## TEXTE À ANALYSER:
Le cadre militaire s’applique à ces sujets d’étude « improvisation in war likewise suggest that rich repertoires of procedural routines play a role in fast improvisation » (Moorman et Miner, 1998) ; le vice-amiral américain Joseph Metcalf en 1983 à propos de l’U.S. invasion of Grenada souligne l’intérêt de la mémoire de procédure pour réduire les risques d’échec de l’action improvisée « The rescue of the governor-general had not been included in any of my earlier instructions. …He goes on to describe a rapidly improvised set of troop movements and a landing on an unsurveyed beach. Metcalf attributes the success of the rescue to the preparedness of the troops, which-in our terms-included a diverse and highly practiced repertoire of routines concerning movement of ships, movement of landing vehicles, and landing actions of Marines. This preexisting procedural memory was recombined and redeployed for a purpose and in a setting not part of the original mission ».

En fait, c’est surtout l’association des deux types de mémoires qui permet une improvisation plus cohérente, (Moorman et Miner, 1998). Ils réfléchissent aussi aux effets positifs de l’improvisation fonctionnant selon un processus rétro actif et alimentant la mémoire organisationnelle par l’acquisition de nouvelles routines « Finally, we argued that improvisational activities can, in turn,

influence the nature of organizational memory, if an organization observes the outcomes of improvisational actions and incorporates new routines or inferences into its memory » (Moorman et Miner,1998). Pour Moorman et Miner (1998), le processus d’improvisation peut suivre un apprentissage selon un processus d’essais-erreurs « If an organization improvises, assesses outcomes, and then acts again, this process can be seen as trial-and-error learning » s’opposant aux caractéristiques des organisations hautement fiables « les organisations à haut risque se distinguent par leur impossibilité à permettre à leurs employés d’avoir recours à l’apprentissage et à l’amélioration de la performance par essai-erreur », (Bourrier, 1999 ; Weick, 1993).

## MATÉRIEL D'ÉTUDE:

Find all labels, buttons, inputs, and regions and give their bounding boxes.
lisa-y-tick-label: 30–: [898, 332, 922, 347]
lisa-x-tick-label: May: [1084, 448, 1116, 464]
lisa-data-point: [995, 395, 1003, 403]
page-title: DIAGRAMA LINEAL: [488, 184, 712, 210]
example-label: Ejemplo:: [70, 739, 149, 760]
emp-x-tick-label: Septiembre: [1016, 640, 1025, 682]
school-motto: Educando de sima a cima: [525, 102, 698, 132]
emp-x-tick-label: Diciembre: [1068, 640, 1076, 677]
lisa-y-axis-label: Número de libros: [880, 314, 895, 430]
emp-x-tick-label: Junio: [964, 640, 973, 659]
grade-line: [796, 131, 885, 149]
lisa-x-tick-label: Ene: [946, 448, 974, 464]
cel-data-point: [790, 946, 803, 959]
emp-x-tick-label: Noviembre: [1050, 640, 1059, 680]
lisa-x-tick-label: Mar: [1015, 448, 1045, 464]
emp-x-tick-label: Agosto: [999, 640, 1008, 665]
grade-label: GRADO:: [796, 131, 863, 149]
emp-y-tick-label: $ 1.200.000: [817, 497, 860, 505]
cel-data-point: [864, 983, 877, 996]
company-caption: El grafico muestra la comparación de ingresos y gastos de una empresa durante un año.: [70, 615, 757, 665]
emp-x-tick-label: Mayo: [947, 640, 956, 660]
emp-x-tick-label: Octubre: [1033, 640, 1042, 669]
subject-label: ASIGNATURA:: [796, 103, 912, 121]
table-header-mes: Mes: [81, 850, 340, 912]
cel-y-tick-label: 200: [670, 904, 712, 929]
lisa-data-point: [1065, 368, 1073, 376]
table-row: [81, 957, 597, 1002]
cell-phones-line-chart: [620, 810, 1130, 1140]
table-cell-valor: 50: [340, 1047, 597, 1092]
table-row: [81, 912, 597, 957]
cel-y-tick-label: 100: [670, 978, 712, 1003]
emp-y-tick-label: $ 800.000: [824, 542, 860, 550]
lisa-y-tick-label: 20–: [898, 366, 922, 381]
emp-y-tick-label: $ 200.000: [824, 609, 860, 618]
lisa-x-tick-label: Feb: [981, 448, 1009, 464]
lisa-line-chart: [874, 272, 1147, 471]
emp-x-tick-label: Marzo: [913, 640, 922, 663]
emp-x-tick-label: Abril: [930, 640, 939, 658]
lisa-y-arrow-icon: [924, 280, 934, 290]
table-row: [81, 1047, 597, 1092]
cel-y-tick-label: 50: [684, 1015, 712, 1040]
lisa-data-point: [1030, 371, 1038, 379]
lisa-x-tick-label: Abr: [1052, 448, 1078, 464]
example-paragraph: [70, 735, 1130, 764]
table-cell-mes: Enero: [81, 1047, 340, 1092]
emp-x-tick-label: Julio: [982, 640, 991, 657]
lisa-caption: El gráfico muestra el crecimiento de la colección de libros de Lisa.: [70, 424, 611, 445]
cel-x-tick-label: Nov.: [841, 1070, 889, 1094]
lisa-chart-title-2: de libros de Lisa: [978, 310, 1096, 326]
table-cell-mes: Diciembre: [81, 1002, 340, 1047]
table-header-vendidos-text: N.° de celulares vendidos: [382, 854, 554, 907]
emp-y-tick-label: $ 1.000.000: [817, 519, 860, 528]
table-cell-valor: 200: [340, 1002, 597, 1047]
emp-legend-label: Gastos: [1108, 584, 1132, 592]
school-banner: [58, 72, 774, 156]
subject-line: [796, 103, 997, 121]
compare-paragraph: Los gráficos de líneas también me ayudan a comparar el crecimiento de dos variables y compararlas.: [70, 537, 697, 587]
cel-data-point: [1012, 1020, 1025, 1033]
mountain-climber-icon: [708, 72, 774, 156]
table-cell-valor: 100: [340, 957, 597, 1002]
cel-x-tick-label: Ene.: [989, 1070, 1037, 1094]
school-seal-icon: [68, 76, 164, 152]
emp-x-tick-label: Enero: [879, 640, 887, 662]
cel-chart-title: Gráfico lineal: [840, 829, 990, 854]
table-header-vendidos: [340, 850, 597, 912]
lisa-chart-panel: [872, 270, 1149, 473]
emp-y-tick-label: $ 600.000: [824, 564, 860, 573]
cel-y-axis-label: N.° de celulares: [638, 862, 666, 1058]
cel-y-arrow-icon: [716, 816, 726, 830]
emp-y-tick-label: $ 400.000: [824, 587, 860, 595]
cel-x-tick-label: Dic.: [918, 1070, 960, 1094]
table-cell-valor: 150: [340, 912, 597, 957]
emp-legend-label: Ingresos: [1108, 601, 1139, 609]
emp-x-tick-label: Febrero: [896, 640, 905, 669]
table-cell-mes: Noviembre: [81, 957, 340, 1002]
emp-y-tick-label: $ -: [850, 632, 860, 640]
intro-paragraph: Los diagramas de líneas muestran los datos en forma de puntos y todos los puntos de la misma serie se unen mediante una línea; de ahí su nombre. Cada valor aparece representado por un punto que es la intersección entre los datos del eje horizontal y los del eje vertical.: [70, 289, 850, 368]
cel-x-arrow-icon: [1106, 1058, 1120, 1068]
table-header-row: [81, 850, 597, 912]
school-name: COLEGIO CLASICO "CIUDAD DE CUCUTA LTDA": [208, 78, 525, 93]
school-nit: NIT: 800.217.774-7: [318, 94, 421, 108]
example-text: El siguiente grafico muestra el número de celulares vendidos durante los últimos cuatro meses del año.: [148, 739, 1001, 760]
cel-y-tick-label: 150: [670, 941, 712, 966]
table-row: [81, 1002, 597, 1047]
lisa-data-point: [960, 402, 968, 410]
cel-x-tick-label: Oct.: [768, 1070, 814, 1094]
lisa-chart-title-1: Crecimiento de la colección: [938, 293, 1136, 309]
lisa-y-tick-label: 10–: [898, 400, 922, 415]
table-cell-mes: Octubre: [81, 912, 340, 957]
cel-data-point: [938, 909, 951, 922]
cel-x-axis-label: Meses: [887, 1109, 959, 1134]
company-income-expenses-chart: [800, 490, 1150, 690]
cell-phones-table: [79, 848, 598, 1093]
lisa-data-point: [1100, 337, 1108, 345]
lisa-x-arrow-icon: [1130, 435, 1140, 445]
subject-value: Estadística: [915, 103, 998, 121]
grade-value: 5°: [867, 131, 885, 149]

## CONSIGNE:
D'après le texte à analyser, à quoi le vice-amiral Joseph Metcalf attribue-t-il la réussite du sauvetage ? Les entrées sont un matériel à part, distinct du texte.

## RÉPONSE ATTENDUE:
À la préparation des troupes.